>>
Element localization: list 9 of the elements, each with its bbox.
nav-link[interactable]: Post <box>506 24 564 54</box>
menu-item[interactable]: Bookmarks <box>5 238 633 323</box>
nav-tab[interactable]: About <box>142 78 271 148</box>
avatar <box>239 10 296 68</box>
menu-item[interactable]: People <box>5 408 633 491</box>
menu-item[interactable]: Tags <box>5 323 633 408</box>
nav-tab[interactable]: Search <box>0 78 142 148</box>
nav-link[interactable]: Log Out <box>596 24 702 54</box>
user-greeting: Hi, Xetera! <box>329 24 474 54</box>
<<
Repeat the records above word for word.

#### RESPONSE TO THE EXERCISE
Element localization: list 9 of the elements, each with its bbox.
nav-link[interactable]: Post <box>506 24 564 54</box>
menu-item[interactable]: Bookmarks <box>5 238 633 323</box>
nav-tab[interactable]: About <box>142 78 271 148</box>
avatar <box>239 10 296 68</box>
menu-item[interactable]: People <box>5 408 633 491</box>
menu-item[interactable]: Tags <box>5 323 633 408</box>
nav-tab[interactable]: Search <box>0 78 142 148</box>
nav-link[interactable]: Log Out <box>596 24 702 54</box>
user-greeting: Hi, Xetera! <box>329 24 474 54</box>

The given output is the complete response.